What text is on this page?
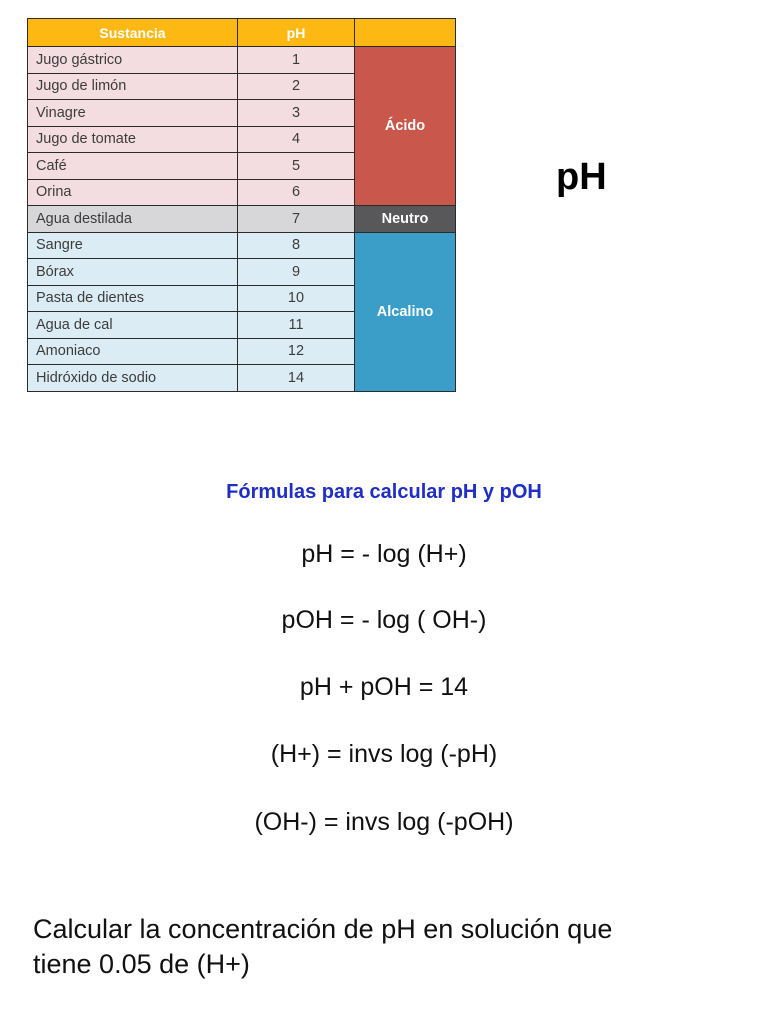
Sustancia	pH	
Jugo gástrico	1	Ácido
Jugo de limón	2	
Vinagre	3	
Jugo de tomate	4	
Café	5	
Orina	6	
Agua destilada	7	Neutro
Sangre	8	Alcalino
Bórax	9	
Pasta de dientes	10	
Agua de cal	11	
Amoniaco	12	
Hidróxido de sodio	14	
pH
Fórmulas para calcular pH y pOH
pH = - log (H+)
pOH = - log ( OH-)
pH + pOH = 14
(H+) = invs log (-pH)
(OH-) = invs log (-pOH)
Calcular la concentración de pH en solución que
tiene 0.05 de (H+)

**********

What is the number of lines above that hold the string "Agua"? Answer with that number alone.

SOLUTION TO THIS TASK — 2